Objective — Leave out the pictures and copy every record exactly.

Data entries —
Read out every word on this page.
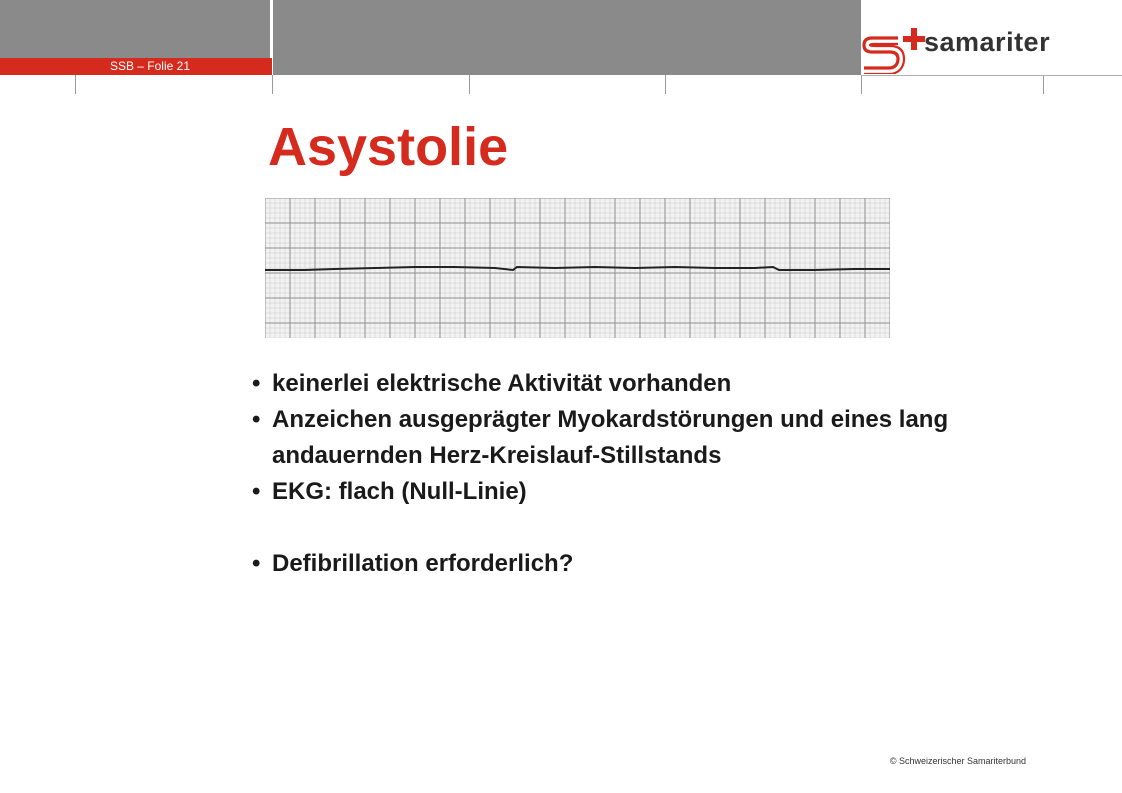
SSB – Folie 21
samariter
Asystolie
• keinerlei elektrische Aktivität vorhanden
• Anzeichen ausgeprägter Myokardstörungen und eines lang andauernden Herz-Kreislauf-Stillstands
• EKG: flach (Null-Linie)
• Defibrillation erforderlich?
© Schweizerischer Samariterbund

Exercise output —
Read out every word on this page.
SSB – Folie 21
samariter
Asystolie
• keinerlei elektrische Aktivität vorhanden
• Anzeichen ausgeprägter Myokardstörungen und eines lang andauernden Herz-Kreislauf-Stillstands
• EKG: flach (Null-Linie)
• Defibrillation erforderlich?
© Schweizerischer Samariterbund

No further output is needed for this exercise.